→ **Task directions**: Every record must be repeated exactly; omit any pictures they contain.

→ **Excerpted data**:
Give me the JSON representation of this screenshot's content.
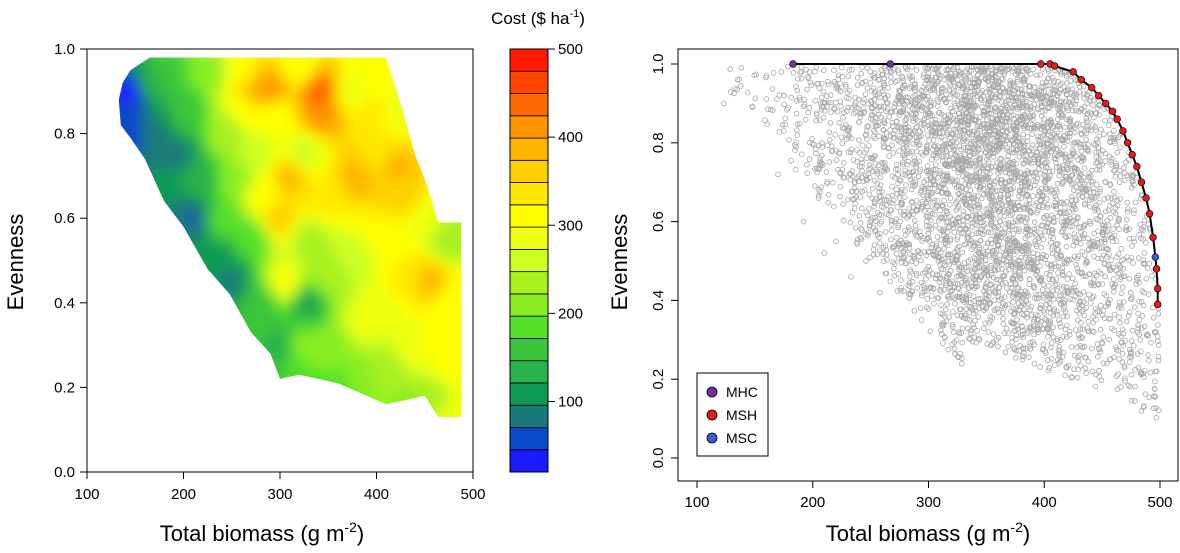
{
  "chart_data": [
    {
      "type": "heatmap",
      "xlabel": "Total biomass (g m",
      "xlabel_sup": "-2",
      "xlabel_end": ")",
      "ylabel": "Evenness",
      "xlim": [
        100,
        500
      ],
      "ylim": [
        0,
        1
      ],
      "xticks": [
        "100",
        "200",
        "300",
        "400",
        "500"
      ],
      "yticks": [
        "0.0",
        "0.2",
        "0.4",
        "0.6",
        "0.8",
        "1.0"
      ],
      "colorbar": {
        "title": "Cost ($ ha",
        "title_sup": "-1",
        "title_end": ")",
        "min": 20,
        "max": 500,
        "ticks": [
          "100",
          "200",
          "300",
          "400",
          "500"
        ],
        "tick_values": [
          100,
          200,
          300,
          400,
          500
        ],
        "bins": 19,
        "palette": [
          "#1a1aff",
          "#0a4ac8",
          "#1a7a7a",
          "#119a55",
          "#2ab14a",
          "#3ac63a",
          "#55e02a",
          "#88ee22",
          "#a8f020",
          "#ccff22",
          "#eeff11",
          "#ffff00",
          "#ffe800",
          "#ffd000",
          "#ffb400",
          "#ff9400",
          "#ff6a00",
          "#ff4400",
          "#ff1a00"
        ]
      },
      "region_boundary": [
        [
          137,
          0.92
        ],
        [
          145,
          0.95
        ],
        [
          165,
          0.98
        ],
        [
          410,
          0.98
        ],
        [
          425,
          0.87
        ],
        [
          440,
          0.75
        ],
        [
          452,
          0.68
        ],
        [
          464,
          0.59
        ],
        [
          488,
          0.59
        ],
        [
          488,
          0.13
        ],
        [
          464,
          0.13
        ],
        [
          450,
          0.18
        ],
        [
          410,
          0.16
        ],
        [
          390,
          0.18
        ],
        [
          360,
          0.21
        ],
        [
          320,
          0.23
        ],
        [
          300,
          0.22
        ],
        [
          290,
          0.28
        ],
        [
          270,
          0.33
        ],
        [
          248,
          0.42
        ],
        [
          225,
          0.48
        ],
        [
          200,
          0.58
        ],
        [
          180,
          0.64
        ],
        [
          160,
          0.74
        ],
        [
          145,
          0.79
        ],
        [
          135,
          0.82
        ],
        [
          133,
          0.88
        ]
      ],
      "cost_points": [
        [
          145,
          0.9,
          40
        ],
        [
          150,
          0.8,
          60
        ],
        [
          170,
          0.8,
          90
        ],
        [
          165,
          0.92,
          130
        ],
        [
          185,
          0.95,
          170
        ],
        [
          195,
          0.75,
          90
        ],
        [
          210,
          0.6,
          70
        ],
        [
          205,
          0.85,
          160
        ],
        [
          225,
          0.95,
          210
        ],
        [
          220,
          0.7,
          140
        ],
        [
          235,
          0.5,
          100
        ],
        [
          250,
          0.45,
          90
        ],
        [
          240,
          0.6,
          180
        ],
        [
          245,
          0.8,
          230
        ],
        [
          260,
          0.95,
          320
        ],
        [
          255,
          0.7,
          220
        ],
        [
          275,
          0.9,
          380
        ],
        [
          270,
          0.55,
          180
        ],
        [
          280,
          0.4,
          160
        ],
        [
          275,
          0.75,
          260
        ],
        [
          295,
          0.85,
          300
        ],
        [
          300,
          0.6,
          360
        ],
        [
          305,
          0.45,
          300
        ],
        [
          300,
          0.3,
          140
        ],
        [
          285,
          0.65,
          320
        ],
        [
          320,
          0.95,
          300
        ],
        [
          325,
          0.75,
          260
        ],
        [
          330,
          0.55,
          240
        ],
        [
          330,
          0.4,
          120
        ],
        [
          320,
          0.3,
          200
        ],
        [
          345,
          0.85,
          420
        ],
        [
          345,
          0.65,
          330
        ],
        [
          350,
          0.45,
          230
        ],
        [
          355,
          0.3,
          210
        ],
        [
          360,
          0.2,
          180
        ],
        [
          375,
          0.9,
          280
        ],
        [
          380,
          0.7,
          380
        ],
        [
          375,
          0.5,
          250
        ],
        [
          385,
          0.35,
          280
        ],
        [
          380,
          0.22,
          200
        ],
        [
          400,
          0.95,
          300
        ],
        [
          400,
          0.75,
          340
        ],
        [
          410,
          0.55,
          320
        ],
        [
          405,
          0.4,
          290
        ],
        [
          410,
          0.25,
          240
        ],
        [
          425,
          0.85,
          280
        ],
        [
          430,
          0.65,
          360
        ],
        [
          430,
          0.45,
          330
        ],
        [
          435,
          0.3,
          280
        ],
        [
          430,
          0.17,
          220
        ],
        [
          450,
          0.6,
          280
        ],
        [
          455,
          0.45,
          380
        ],
        [
          455,
          0.3,
          300
        ],
        [
          460,
          0.18,
          240
        ],
        [
          475,
          0.55,
          230
        ],
        [
          478,
          0.4,
          300
        ],
        [
          480,
          0.25,
          320
        ],
        [
          485,
          0.15,
          290
        ],
        [
          420,
          0.72,
          380
        ],
        [
          340,
          0.9,
          450
        ],
        [
          290,
          0.9,
          420
        ],
        [
          395,
          0.85,
          330
        ],
        [
          265,
          0.85,
          310
        ],
        [
          310,
          0.7,
          380
        ]
      ]
    },
    {
      "type": "scatter",
      "xlabel": "Total biomass (g m",
      "xlabel_sup": "-2",
      "xlabel_end": ")",
      "ylabel": "Evenness",
      "xlim": [
        100,
        500
      ],
      "ylim": [
        0,
        1
      ],
      "xticks": [
        "100",
        "200",
        "300",
        "400",
        "500"
      ],
      "yticks": [
        "0.0",
        "0.2",
        "0.4",
        "0.6",
        "0.8",
        "1.0"
      ],
      "cloud_color": "#a6a6a6",
      "frontier": [
        [
          183,
          1.0
        ],
        [
          267,
          1.0
        ],
        [
          397,
          1.0
        ],
        [
          405,
          1.0
        ],
        [
          409,
          0.995
        ],
        [
          425,
          0.98
        ],
        [
          432,
          0.96
        ],
        [
          441,
          0.94
        ],
        [
          447,
          0.92
        ],
        [
          453,
          0.9
        ],
        [
          459,
          0.88
        ],
        [
          463,
          0.86
        ],
        [
          468,
          0.83
        ],
        [
          472,
          0.8
        ],
        [
          476,
          0.77
        ],
        [
          480,
          0.74
        ],
        [
          484,
          0.7
        ],
        [
          488,
          0.66
        ],
        [
          491,
          0.62
        ],
        [
          494,
          0.56
        ],
        [
          496,
          0.51
        ],
        [
          497,
          0.48
        ],
        [
          498,
          0.43
        ],
        [
          498,
          0.39
        ]
      ],
      "mhc_points": [
        [
          183,
          1.0
        ],
        [
          267,
          1.0
        ]
      ],
      "msh_points": [
        [
          397,
          1.0
        ],
        [
          405,
          1.0
        ],
        [
          409,
          0.995
        ],
        [
          425,
          0.98
        ],
        [
          432,
          0.96
        ],
        [
          441,
          0.94
        ],
        [
          447,
          0.92
        ],
        [
          453,
          0.9
        ],
        [
          459,
          0.88
        ],
        [
          463,
          0.86
        ],
        [
          468,
          0.83
        ],
        [
          472,
          0.8
        ],
        [
          476,
          0.77
        ],
        [
          480,
          0.74
        ],
        [
          484,
          0.7
        ],
        [
          488,
          0.66
        ],
        [
          491,
          0.62
        ],
        [
          494,
          0.56
        ],
        [
          497,
          0.48
        ],
        [
          498,
          0.43
        ],
        [
          498,
          0.39
        ]
      ],
      "msc_points": [
        [
          496,
          0.51
        ]
      ],
      "legend": {
        "position": "bottom-left",
        "entries": [
          {
            "label": "MHC",
            "color": "#7030a0"
          },
          {
            "label": "MSH",
            "color": "#e41a1c"
          },
          {
            "label": "MSC",
            "color": "#3b5bdb"
          }
        ]
      }
    }
  ]
}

→ **Solution to this problem**:
Give me the JSON representation of this screenshot's content.
{
  "chart_data": [
    {
      "type": "heatmap",
      "xlabel": "Total biomass (g m",
      "xlabel_sup": "-2",
      "xlabel_end": ")",
      "ylabel": "Evenness",
      "xlim": [
        100,
        500
      ],
      "ylim": [
        0,
        1
      ],
      "xticks": [
        "100",
        "200",
        "300",
        "400",
        "500"
      ],
      "yticks": [
        "0.0",
        "0.2",
        "0.4",
        "0.6",
        "0.8",
        "1.0"
      ],
      "colorbar": {
        "title": "Cost ($ ha",
        "title_sup": "-1",
        "title_end": ")",
        "min": 20,
        "max": 500,
        "ticks": [
          "100",
          "200",
          "300",
          "400",
          "500"
        ],
        "tick_values": [
          100,
          200,
          300,
          400,
          500
        ],
        "bins": 19,
        "palette": [
          "#1a1aff",
          "#0a4ac8",
          "#1a7a7a",
          "#119a55",
          "#2ab14a",
          "#3ac63a",
          "#55e02a",
          "#88ee22",
          "#a8f020",
          "#ccff22",
          "#eeff11",
          "#ffff00",
          "#ffe800",
          "#ffd000",
          "#ffb400",
          "#ff9400",
          "#ff6a00",
          "#ff4400",
          "#ff1a00"
        ]
      },
      "region_boundary": [
        [
          137,
          0.92
        ],
        [
          145,
          0.95
        ],
        [
          165,
          0.98
        ],
        [
          410,
          0.98
        ],
        [
          425,
          0.87
        ],
        [
          440,
          0.75
        ],
        [
          452,
          0.68
        ],
        [
          464,
          0.59
        ],
        [
          488,
          0.59
        ],
        [
          488,
          0.13
        ],
        [
          464,
          0.13
        ],
        [
          450,
          0.18
        ],
        [
          410,
          0.16
        ],
        [
          390,
          0.18
        ],
        [
          360,
          0.21
        ],
        [
          320,
          0.23
        ],
        [
          300,
          0.22
        ],
        [
          290,
          0.28
        ],
        [
          270,
          0.33
        ],
        [
          248,
          0.42
        ],
        [
          225,
          0.48
        ],
        [
          200,
          0.58
        ],
        [
          180,
          0.64
        ],
        [
          160,
          0.74
        ],
        [
          145,
          0.79
        ],
        [
          135,
          0.82
        ],
        [
          133,
          0.88
        ]
      ],
      "cost_points": [
        [
          145,
          0.9,
          40
        ],
        [
          150,
          0.8,
          60
        ],
        [
          170,
          0.8,
          90
        ],
        [
          165,
          0.92,
          130
        ],
        [
          185,
          0.95,
          170
        ],
        [
          195,
          0.75,
          90
        ],
        [
          210,
          0.6,
          70
        ],
        [
          205,
          0.85,
          160
        ],
        [
          225,
          0.95,
          210
        ],
        [
          220,
          0.7,
          140
        ],
        [
          235,
          0.5,
          100
        ],
        [
          250,
          0.45,
          90
        ],
        [
          240,
          0.6,
          180
        ],
        [
          245,
          0.8,
          230
        ],
        [
          260,
          0.95,
          320
        ],
        [
          255,
          0.7,
          220
        ],
        [
          275,
          0.9,
          380
        ],
        [
          270,
          0.55,
          180
        ],
        [
          280,
          0.4,
          160
        ],
        [
          275,
          0.75,
          260
        ],
        [
          295,
          0.85,
          300
        ],
        [
          300,
          0.6,
          360
        ],
        [
          305,
          0.45,
          300
        ],
        [
          300,
          0.3,
          140
        ],
        [
          285,
          0.65,
          320
        ],
        [
          320,
          0.95,
          300
        ],
        [
          325,
          0.75,
          260
        ],
        [
          330,
          0.55,
          240
        ],
        [
          330,
          0.4,
          120
        ],
        [
          320,
          0.3,
          200
        ],
        [
          345,
          0.85,
          420
        ],
        [
          345,
          0.65,
          330
        ],
        [
          350,
          0.45,
          230
        ],
        [
          355,
          0.3,
          210
        ],
        [
          360,
          0.2,
          180
        ],
        [
          375,
          0.9,
          280
        ],
        [
          380,
          0.7,
          380
        ],
        [
          375,
          0.5,
          250
        ],
        [
          385,
          0.35,
          280
        ],
        [
          380,
          0.22,
          200
        ],
        [
          400,
          0.95,
          300
        ],
        [
          400,
          0.75,
          340
        ],
        [
          410,
          0.55,
          320
        ],
        [
          405,
          0.4,
          290
        ],
        [
          410,
          0.25,
          240
        ],
        [
          425,
          0.85,
          280
        ],
        [
          430,
          0.65,
          360
        ],
        [
          430,
          0.45,
          330
        ],
        [
          435,
          0.3,
          280
        ],
        [
          430,
          0.17,
          220
        ],
        [
          450,
          0.6,
          280
        ],
        [
          455,
          0.45,
          380
        ],
        [
          455,
          0.3,
          300
        ],
        [
          460,
          0.18,
          240
        ],
        [
          475,
          0.55,
          230
        ],
        [
          478,
          0.4,
          300
        ],
        [
          480,
          0.25,
          320
        ],
        [
          485,
          0.15,
          290
        ],
        [
          420,
          0.72,
          380
        ],
        [
          340,
          0.9,
          450
        ],
        [
          290,
          0.9,
          420
        ],
        [
          395,
          0.85,
          330
        ],
        [
          265,
          0.85,
          310
        ],
        [
          310,
          0.7,
          380
        ]
      ]
    },
    {
      "type": "scatter",
      "xlabel": "Total biomass (g m",
      "xlabel_sup": "-2",
      "xlabel_end": ")",
      "ylabel": "Evenness",
      "xlim": [
        100,
        500
      ],
      "ylim": [
        0,
        1
      ],
      "xticks": [
        "100",
        "200",
        "300",
        "400",
        "500"
      ],
      "yticks": [
        "0.0",
        "0.2",
        "0.4",
        "0.6",
        "0.8",
        "1.0"
      ],
      "cloud_color": "#a6a6a6",
      "frontier": [
        [
          183,
          1.0
        ],
        [
          267,
          1.0
        ],
        [
          397,
          1.0
        ],
        [
          405,
          1.0
        ],
        [
          409,
          0.995
        ],
        [
          425,
          0.98
        ],
        [
          432,
          0.96
        ],
        [
          441,
          0.94
        ],
        [
          447,
          0.92
        ],
        [
          453,
          0.9
        ],
        [
          459,
          0.88
        ],
        [
          463,
          0.86
        ],
        [
          468,
          0.83
        ],
        [
          472,
          0.8
        ],
        [
          476,
          0.77
        ],
        [
          480,
          0.74
        ],
        [
          484,
          0.7
        ],
        [
          488,
          0.66
        ],
        [
          491,
          0.62
        ],
        [
          494,
          0.56
        ],
        [
          496,
          0.51
        ],
        [
          497,
          0.48
        ],
        [
          498,
          0.43
        ],
        [
          498,
          0.39
        ]
      ],
      "mhc_points": [
        [
          183,
          1.0
        ],
        [
          267,
          1.0
        ]
      ],
      "msh_points": [
        [
          397,
          1.0
        ],
        [
          405,
          1.0
        ],
        [
          409,
          0.995
        ],
        [
          425,
          0.98
        ],
        [
          432,
          0.96
        ],
        [
          441,
          0.94
        ],
        [
          447,
          0.92
        ],
        [
          453,
          0.9
        ],
        [
          459,
          0.88
        ],
        [
          463,
          0.86
        ],
        [
          468,
          0.83
        ],
        [
          472,
          0.8
        ],
        [
          476,
          0.77
        ],
        [
          480,
          0.74
        ],
        [
          484,
          0.7
        ],
        [
          488,
          0.66
        ],
        [
          491,
          0.62
        ],
        [
          494,
          0.56
        ],
        [
          497,
          0.48
        ],
        [
          498,
          0.43
        ],
        [
          498,
          0.39
        ]
      ],
      "msc_points": [
        [
          496,
          0.51
        ]
      ],
      "legend": {
        "position": "bottom-left",
        "entries": [
          {
            "label": "MHC",
            "color": "#7030a0"
          },
          {
            "label": "MSH",
            "color": "#e41a1c"
          },
          {
            "label": "MSC",
            "color": "#3b5bdb"
          }
        ]
      }
    }
  ]
}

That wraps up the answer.